◆ Task directions
Give back the full listing, character for character, with no pictures.

◆ Stored items
####################
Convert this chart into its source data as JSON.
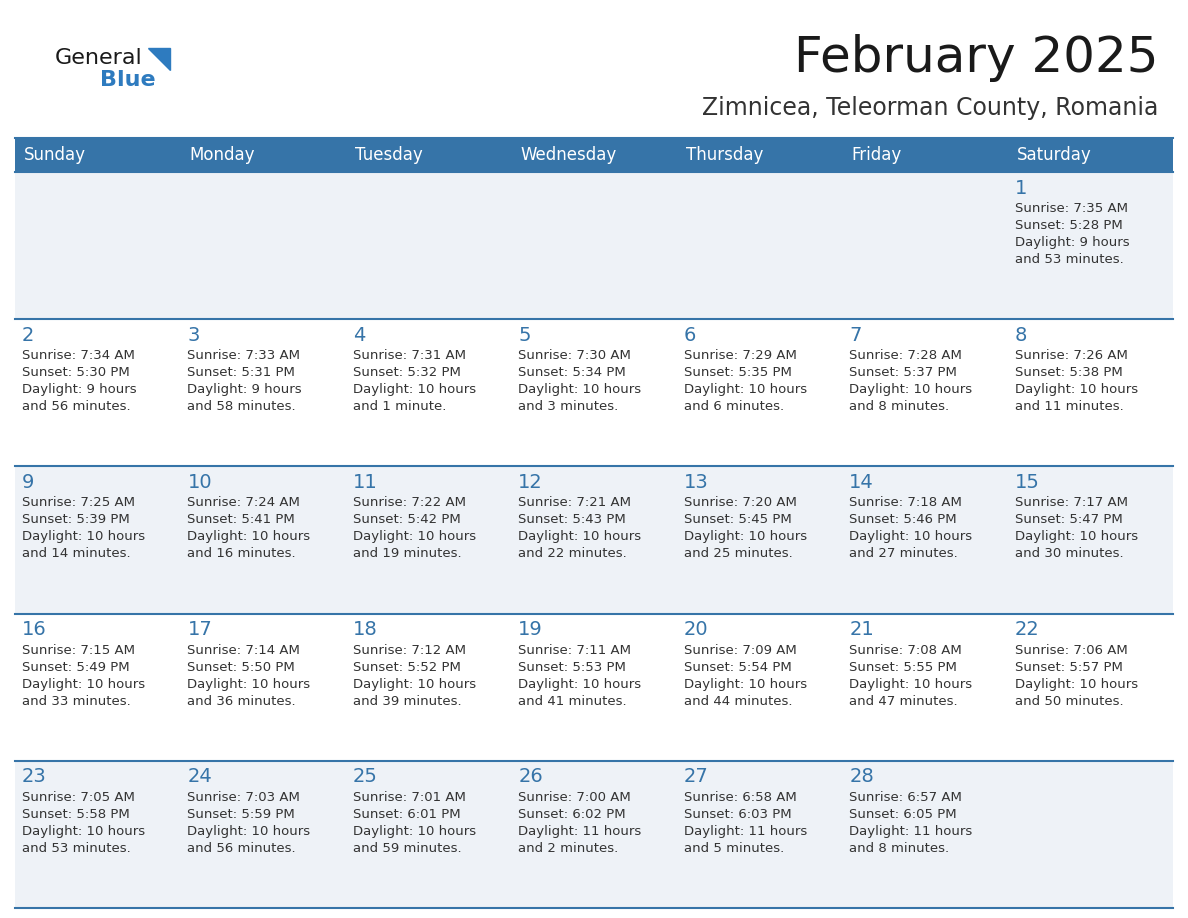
{
  "title": "February 2025",
  "subtitle": "Zimnicea, Teleorman County, Romania",
  "days_of_week": [
    "Sunday",
    "Monday",
    "Tuesday",
    "Wednesday",
    "Thursday",
    "Friday",
    "Saturday"
  ],
  "header_bg": "#3674a8",
  "header_text": "#ffffff",
  "cell_bg_odd": "#eef2f7",
  "cell_bg_white": "#ffffff",
  "border_color": "#3674a8",
  "day_num_color": "#3674a8",
  "text_color": "#333333",
  "title_color": "#1a1a1a",
  "subtitle_color": "#333333",
  "logo_general_color": "#1a1a1a",
  "logo_blue_color": "#2e7bbf",
  "calendar": [
    [
      null,
      null,
      null,
      null,
      null,
      null,
      1
    ],
    [
      2,
      3,
      4,
      5,
      6,
      7,
      8
    ],
    [
      9,
      10,
      11,
      12,
      13,
      14,
      15
    ],
    [
      16,
      17,
      18,
      19,
      20,
      21,
      22
    ],
    [
      23,
      24,
      25,
      26,
      27,
      28,
      null
    ]
  ],
  "cell_data": {
    "1": {
      "sunrise": "7:35 AM",
      "sunset": "5:28 PM",
      "daylight_h": "9 hours",
      "daylight_m": "and 53 minutes."
    },
    "2": {
      "sunrise": "7:34 AM",
      "sunset": "5:30 PM",
      "daylight_h": "9 hours",
      "daylight_m": "and 56 minutes."
    },
    "3": {
      "sunrise": "7:33 AM",
      "sunset": "5:31 PM",
      "daylight_h": "9 hours",
      "daylight_m": "and 58 minutes."
    },
    "4": {
      "sunrise": "7:31 AM",
      "sunset": "5:32 PM",
      "daylight_h": "10 hours",
      "daylight_m": "and 1 minute."
    },
    "5": {
      "sunrise": "7:30 AM",
      "sunset": "5:34 PM",
      "daylight_h": "10 hours",
      "daylight_m": "and 3 minutes."
    },
    "6": {
      "sunrise": "7:29 AM",
      "sunset": "5:35 PM",
      "daylight_h": "10 hours",
      "daylight_m": "and 6 minutes."
    },
    "7": {
      "sunrise": "7:28 AM",
      "sunset": "5:37 PM",
      "daylight_h": "10 hours",
      "daylight_m": "and 8 minutes."
    },
    "8": {
      "sunrise": "7:26 AM",
      "sunset": "5:38 PM",
      "daylight_h": "10 hours",
      "daylight_m": "and 11 minutes."
    },
    "9": {
      "sunrise": "7:25 AM",
      "sunset": "5:39 PM",
      "daylight_h": "10 hours",
      "daylight_m": "and 14 minutes."
    },
    "10": {
      "sunrise": "7:24 AM",
      "sunset": "5:41 PM",
      "daylight_h": "10 hours",
      "daylight_m": "and 16 minutes."
    },
    "11": {
      "sunrise": "7:22 AM",
      "sunset": "5:42 PM",
      "daylight_h": "10 hours",
      "daylight_m": "and 19 minutes."
    },
    "12": {
      "sunrise": "7:21 AM",
      "sunset": "5:43 PM",
      "daylight_h": "10 hours",
      "daylight_m": "and 22 minutes."
    },
    "13": {
      "sunrise": "7:20 AM",
      "sunset": "5:45 PM",
      "daylight_h": "10 hours",
      "daylight_m": "and 25 minutes."
    },
    "14": {
      "sunrise": "7:18 AM",
      "sunset": "5:46 PM",
      "daylight_h": "10 hours",
      "daylight_m": "and 27 minutes."
    },
    "15": {
      "sunrise": "7:17 AM",
      "sunset": "5:47 PM",
      "daylight_h": "10 hours",
      "daylight_m": "and 30 minutes."
    },
    "16": {
      "sunrise": "7:15 AM",
      "sunset": "5:49 PM",
      "daylight_h": "10 hours",
      "daylight_m": "and 33 minutes."
    },
    "17": {
      "sunrise": "7:14 AM",
      "sunset": "5:50 PM",
      "daylight_h": "10 hours",
      "daylight_m": "and 36 minutes."
    },
    "18": {
      "sunrise": "7:12 AM",
      "sunset": "5:52 PM",
      "daylight_h": "10 hours",
      "daylight_m": "and 39 minutes."
    },
    "19": {
      "sunrise": "7:11 AM",
      "sunset": "5:53 PM",
      "daylight_h": "10 hours",
      "daylight_m": "and 41 minutes."
    },
    "20": {
      "sunrise": "7:09 AM",
      "sunset": "5:54 PM",
      "daylight_h": "10 hours",
      "daylight_m": "and 44 minutes."
    },
    "21": {
      "sunrise": "7:08 AM",
      "sunset": "5:55 PM",
      "daylight_h": "10 hours",
      "daylight_m": "and 47 minutes."
    },
    "22": {
      "sunrise": "7:06 AM",
      "sunset": "5:57 PM",
      "daylight_h": "10 hours",
      "daylight_m": "and 50 minutes."
    },
    "23": {
      "sunrise": "7:05 AM",
      "sunset": "5:58 PM",
      "daylight_h": "10 hours",
      "daylight_m": "and 53 minutes."
    },
    "24": {
      "sunrise": "7:03 AM",
      "sunset": "5:59 PM",
      "daylight_h": "10 hours",
      "daylight_m": "and 56 minutes."
    },
    "25": {
      "sunrise": "7:01 AM",
      "sunset": "6:01 PM",
      "daylight_h": "10 hours",
      "daylight_m": "and 59 minutes."
    },
    "26": {
      "sunrise": "7:00 AM",
      "sunset": "6:02 PM",
      "daylight_h": "11 hours",
      "daylight_m": "and 2 minutes."
    },
    "27": {
      "sunrise": "6:58 AM",
      "sunset": "6:03 PM",
      "daylight_h": "11 hours",
      "daylight_m": "and 5 minutes."
    },
    "28": {
      "sunrise": "6:57 AM",
      "sunset": "6:05 PM",
      "daylight_h": "11 hours",
      "daylight_m": "and 8 minutes."
    }
  }
}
####################
◆ Completed exercise
Convert this chart into its source data as JSON.
{
  "title": "February 2025",
  "subtitle": "Zimnicea, Teleorman County, Romania",
  "days_of_week": [
    "Sunday",
    "Monday",
    "Tuesday",
    "Wednesday",
    "Thursday",
    "Friday",
    "Saturday"
  ],
  "header_bg": "#3674a8",
  "header_text": "#ffffff",
  "cell_bg_odd": "#eef2f7",
  "cell_bg_white": "#ffffff",
  "border_color": "#3674a8",
  "day_num_color": "#3674a8",
  "text_color": "#333333",
  "title_color": "#1a1a1a",
  "subtitle_color": "#333333",
  "logo_general_color": "#1a1a1a",
  "logo_blue_color": "#2e7bbf",
  "calendar": [
    [
      null,
      null,
      null,
      null,
      null,
      null,
      1
    ],
    [
      2,
      3,
      4,
      5,
      6,
      7,
      8
    ],
    [
      9,
      10,
      11,
      12,
      13,
      14,
      15
    ],
    [
      16,
      17,
      18,
      19,
      20,
      21,
      22
    ],
    [
      23,
      24,
      25,
      26,
      27,
      28,
      null
    ]
  ],
  "cell_data": {
    "1": {
      "sunrise": "7:35 AM",
      "sunset": "5:28 PM",
      "daylight_h": "9 hours",
      "daylight_m": "and 53 minutes."
    },
    "2": {
      "sunrise": "7:34 AM",
      "sunset": "5:30 PM",
      "daylight_h": "9 hours",
      "daylight_m": "and 56 minutes."
    },
    "3": {
      "sunrise": "7:33 AM",
      "sunset": "5:31 PM",
      "daylight_h": "9 hours",
      "daylight_m": "and 58 minutes."
    },
    "4": {
      "sunrise": "7:31 AM",
      "sunset": "5:32 PM",
      "daylight_h": "10 hours",
      "daylight_m": "and 1 minute."
    },
    "5": {
      "sunrise": "7:30 AM",
      "sunset": "5:34 PM",
      "daylight_h": "10 hours",
      "daylight_m": "and 3 minutes."
    },
    "6": {
      "sunrise": "7:29 AM",
      "sunset": "5:35 PM",
      "daylight_h": "10 hours",
      "daylight_m": "and 6 minutes."
    },
    "7": {
      "sunrise": "7:28 AM",
      "sunset": "5:37 PM",
      "daylight_h": "10 hours",
      "daylight_m": "and 8 minutes."
    },
    "8": {
      "sunrise": "7:26 AM",
      "sunset": "5:38 PM",
      "daylight_h": "10 hours",
      "daylight_m": "and 11 minutes."
    },
    "9": {
      "sunrise": "7:25 AM",
      "sunset": "5:39 PM",
      "daylight_h": "10 hours",
      "daylight_m": "and 14 minutes."
    },
    "10": {
      "sunrise": "7:24 AM",
      "sunset": "5:41 PM",
      "daylight_h": "10 hours",
      "daylight_m": "and 16 minutes."
    },
    "11": {
      "sunrise": "7:22 AM",
      "sunset": "5:42 PM",
      "daylight_h": "10 hours",
      "daylight_m": "and 19 minutes."
    },
    "12": {
      "sunrise": "7:21 AM",
      "sunset": "5:43 PM",
      "daylight_h": "10 hours",
      "daylight_m": "and 22 minutes."
    },
    "13": {
      "sunrise": "7:20 AM",
      "sunset": "5:45 PM",
      "daylight_h": "10 hours",
      "daylight_m": "and 25 minutes."
    },
    "14": {
      "sunrise": "7:18 AM",
      "sunset": "5:46 PM",
      "daylight_h": "10 hours",
      "daylight_m": "and 27 minutes."
    },
    "15": {
      "sunrise": "7:17 AM",
      "sunset": "5:47 PM",
      "daylight_h": "10 hours",
      "daylight_m": "and 30 minutes."
    },
    "16": {
      "sunrise": "7:15 AM",
      "sunset": "5:49 PM",
      "daylight_h": "10 hours",
      "daylight_m": "and 33 minutes."
    },
    "17": {
      "sunrise": "7:14 AM",
      "sunset": "5:50 PM",
      "daylight_h": "10 hours",
      "daylight_m": "and 36 minutes."
    },
    "18": {
      "sunrise": "7:12 AM",
      "sunset": "5:52 PM",
      "daylight_h": "10 hours",
      "daylight_m": "and 39 minutes."
    },
    "19": {
      "sunrise": "7:11 AM",
      "sunset": "5:53 PM",
      "daylight_h": "10 hours",
      "daylight_m": "and 41 minutes."
    },
    "20": {
      "sunrise": "7:09 AM",
      "sunset": "5:54 PM",
      "daylight_h": "10 hours",
      "daylight_m": "and 44 minutes."
    },
    "21": {
      "sunrise": "7:08 AM",
      "sunset": "5:55 PM",
      "daylight_h": "10 hours",
      "daylight_m": "and 47 minutes."
    },
    "22": {
      "sunrise": "7:06 AM",
      "sunset": "5:57 PM",
      "daylight_h": "10 hours",
      "daylight_m": "and 50 minutes."
    },
    "23": {
      "sunrise": "7:05 AM",
      "sunset": "5:58 PM",
      "daylight_h": "10 hours",
      "daylight_m": "and 53 minutes."
    },
    "24": {
      "sunrise": "7:03 AM",
      "sunset": "5:59 PM",
      "daylight_h": "10 hours",
      "daylight_m": "and 56 minutes."
    },
    "25": {
      "sunrise": "7:01 AM",
      "sunset": "6:01 PM",
      "daylight_h": "10 hours",
      "daylight_m": "and 59 minutes."
    },
    "26": {
      "sunrise": "7:00 AM",
      "sunset": "6:02 PM",
      "daylight_h": "11 hours",
      "daylight_m": "and 2 minutes."
    },
    "27": {
      "sunrise": "6:58 AM",
      "sunset": "6:03 PM",
      "daylight_h": "11 hours",
      "daylight_m": "and 5 minutes."
    },
    "28": {
      "sunrise": "6:57 AM",
      "sunset": "6:05 PM",
      "daylight_h": "11 hours",
      "daylight_m": "and 8 minutes."
    }
  }
}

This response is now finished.